- What this task involves: Which lines below hold the word "ingredients"? Copy all of them.

- Material:
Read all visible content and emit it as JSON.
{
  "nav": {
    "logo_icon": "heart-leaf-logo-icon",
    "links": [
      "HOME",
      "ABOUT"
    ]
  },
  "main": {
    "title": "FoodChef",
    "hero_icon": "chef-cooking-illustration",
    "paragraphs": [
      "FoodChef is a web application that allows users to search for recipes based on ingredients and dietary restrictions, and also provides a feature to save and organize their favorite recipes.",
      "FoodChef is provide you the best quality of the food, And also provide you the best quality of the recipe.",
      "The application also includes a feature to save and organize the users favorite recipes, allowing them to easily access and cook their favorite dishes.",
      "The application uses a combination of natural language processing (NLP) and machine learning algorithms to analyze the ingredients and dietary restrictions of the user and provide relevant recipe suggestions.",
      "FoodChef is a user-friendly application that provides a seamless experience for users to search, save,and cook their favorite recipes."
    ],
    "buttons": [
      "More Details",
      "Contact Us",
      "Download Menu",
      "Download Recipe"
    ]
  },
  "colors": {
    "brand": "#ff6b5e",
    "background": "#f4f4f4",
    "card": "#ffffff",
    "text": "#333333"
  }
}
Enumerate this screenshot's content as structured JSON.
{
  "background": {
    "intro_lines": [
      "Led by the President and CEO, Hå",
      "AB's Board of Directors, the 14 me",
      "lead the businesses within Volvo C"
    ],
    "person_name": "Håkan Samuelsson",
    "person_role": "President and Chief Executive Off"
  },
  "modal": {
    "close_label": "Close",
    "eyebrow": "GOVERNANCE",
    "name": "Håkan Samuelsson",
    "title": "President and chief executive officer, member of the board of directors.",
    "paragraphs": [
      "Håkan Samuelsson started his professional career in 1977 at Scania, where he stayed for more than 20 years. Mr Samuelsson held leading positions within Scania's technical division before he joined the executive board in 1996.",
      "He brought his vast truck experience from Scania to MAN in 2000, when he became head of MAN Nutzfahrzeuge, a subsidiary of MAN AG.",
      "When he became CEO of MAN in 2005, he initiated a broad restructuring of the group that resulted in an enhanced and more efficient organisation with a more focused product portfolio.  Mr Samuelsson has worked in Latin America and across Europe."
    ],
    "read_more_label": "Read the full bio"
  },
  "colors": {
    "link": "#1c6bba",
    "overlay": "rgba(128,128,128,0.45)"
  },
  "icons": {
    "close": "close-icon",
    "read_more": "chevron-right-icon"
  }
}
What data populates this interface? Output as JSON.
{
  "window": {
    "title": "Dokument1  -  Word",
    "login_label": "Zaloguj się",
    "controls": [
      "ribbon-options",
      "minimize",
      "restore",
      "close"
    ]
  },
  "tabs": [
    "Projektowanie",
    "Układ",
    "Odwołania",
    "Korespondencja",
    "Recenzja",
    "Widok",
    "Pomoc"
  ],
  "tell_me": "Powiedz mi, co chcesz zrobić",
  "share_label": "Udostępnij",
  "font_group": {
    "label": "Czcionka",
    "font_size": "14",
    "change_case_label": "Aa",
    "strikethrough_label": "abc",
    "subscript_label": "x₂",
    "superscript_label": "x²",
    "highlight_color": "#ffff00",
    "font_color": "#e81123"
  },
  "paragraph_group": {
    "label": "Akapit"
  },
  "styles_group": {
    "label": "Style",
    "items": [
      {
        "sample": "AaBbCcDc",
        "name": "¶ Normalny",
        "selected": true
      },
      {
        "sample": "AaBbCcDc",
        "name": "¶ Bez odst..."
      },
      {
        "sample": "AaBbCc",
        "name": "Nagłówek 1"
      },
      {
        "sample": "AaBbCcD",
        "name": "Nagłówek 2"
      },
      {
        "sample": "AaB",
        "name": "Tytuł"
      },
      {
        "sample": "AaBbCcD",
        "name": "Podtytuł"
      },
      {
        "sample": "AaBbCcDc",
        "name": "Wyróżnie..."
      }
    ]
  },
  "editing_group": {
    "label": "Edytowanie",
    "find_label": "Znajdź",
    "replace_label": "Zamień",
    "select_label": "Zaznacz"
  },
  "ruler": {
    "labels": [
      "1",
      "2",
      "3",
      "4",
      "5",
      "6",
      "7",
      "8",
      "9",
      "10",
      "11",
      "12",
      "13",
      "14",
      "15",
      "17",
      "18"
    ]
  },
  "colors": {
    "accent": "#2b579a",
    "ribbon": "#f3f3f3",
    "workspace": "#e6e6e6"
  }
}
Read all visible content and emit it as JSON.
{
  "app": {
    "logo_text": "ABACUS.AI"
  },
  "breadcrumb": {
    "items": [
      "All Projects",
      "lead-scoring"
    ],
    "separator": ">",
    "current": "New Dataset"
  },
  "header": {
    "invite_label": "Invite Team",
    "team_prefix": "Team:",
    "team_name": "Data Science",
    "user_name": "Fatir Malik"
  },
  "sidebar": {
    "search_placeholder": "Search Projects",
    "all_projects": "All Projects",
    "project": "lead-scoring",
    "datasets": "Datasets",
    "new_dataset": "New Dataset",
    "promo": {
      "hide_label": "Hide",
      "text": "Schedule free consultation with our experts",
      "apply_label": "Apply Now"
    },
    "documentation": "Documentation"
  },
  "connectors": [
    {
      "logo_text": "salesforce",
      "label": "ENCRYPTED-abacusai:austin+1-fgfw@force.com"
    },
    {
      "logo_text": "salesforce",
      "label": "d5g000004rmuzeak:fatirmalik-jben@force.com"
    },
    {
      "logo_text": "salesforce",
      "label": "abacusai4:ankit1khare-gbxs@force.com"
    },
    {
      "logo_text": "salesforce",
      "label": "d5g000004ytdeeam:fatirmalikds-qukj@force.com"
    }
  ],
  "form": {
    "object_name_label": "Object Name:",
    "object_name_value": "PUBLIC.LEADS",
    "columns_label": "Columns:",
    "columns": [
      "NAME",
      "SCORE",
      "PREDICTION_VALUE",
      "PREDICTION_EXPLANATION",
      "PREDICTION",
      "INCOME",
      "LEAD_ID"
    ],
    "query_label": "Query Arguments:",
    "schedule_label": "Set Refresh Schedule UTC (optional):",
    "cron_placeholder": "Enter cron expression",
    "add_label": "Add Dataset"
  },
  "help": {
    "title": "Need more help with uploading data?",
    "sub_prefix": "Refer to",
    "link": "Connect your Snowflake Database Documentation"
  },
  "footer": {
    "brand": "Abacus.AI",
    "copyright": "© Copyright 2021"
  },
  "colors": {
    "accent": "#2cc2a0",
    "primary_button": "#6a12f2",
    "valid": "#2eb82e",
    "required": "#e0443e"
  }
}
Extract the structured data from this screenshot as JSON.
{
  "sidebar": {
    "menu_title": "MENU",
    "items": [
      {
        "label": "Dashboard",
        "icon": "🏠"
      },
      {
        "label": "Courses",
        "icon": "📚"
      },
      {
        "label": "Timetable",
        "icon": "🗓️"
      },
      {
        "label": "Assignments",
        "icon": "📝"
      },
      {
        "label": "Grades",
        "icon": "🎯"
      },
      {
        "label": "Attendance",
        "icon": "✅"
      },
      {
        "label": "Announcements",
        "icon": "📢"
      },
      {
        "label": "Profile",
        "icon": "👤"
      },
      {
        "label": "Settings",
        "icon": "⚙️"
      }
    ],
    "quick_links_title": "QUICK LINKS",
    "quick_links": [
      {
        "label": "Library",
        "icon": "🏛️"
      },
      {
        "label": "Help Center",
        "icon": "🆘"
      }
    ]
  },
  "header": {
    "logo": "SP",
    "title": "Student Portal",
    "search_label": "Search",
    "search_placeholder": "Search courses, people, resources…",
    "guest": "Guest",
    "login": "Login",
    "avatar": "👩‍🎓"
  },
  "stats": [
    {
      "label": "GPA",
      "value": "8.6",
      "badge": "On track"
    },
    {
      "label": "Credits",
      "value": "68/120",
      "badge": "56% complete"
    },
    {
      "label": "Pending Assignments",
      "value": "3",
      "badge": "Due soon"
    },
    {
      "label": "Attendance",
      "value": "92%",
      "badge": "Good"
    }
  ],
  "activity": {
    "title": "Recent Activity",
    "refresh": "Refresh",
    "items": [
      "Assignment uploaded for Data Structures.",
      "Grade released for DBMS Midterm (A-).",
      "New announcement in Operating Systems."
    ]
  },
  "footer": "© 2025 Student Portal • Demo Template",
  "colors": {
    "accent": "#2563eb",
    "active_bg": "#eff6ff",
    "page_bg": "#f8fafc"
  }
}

- Exercise output:
      "FoodChef is a web application that allows users to search for recipes based on ingredients and dietary restrictions, and also provides a feature to save and organize their favorite recipes.",
      "The application uses a combination of natural language processing (NLP) and machine learning algorithms to analyze the ingredients and dietary restrictions of the user and provide relevant recipe suggestions.",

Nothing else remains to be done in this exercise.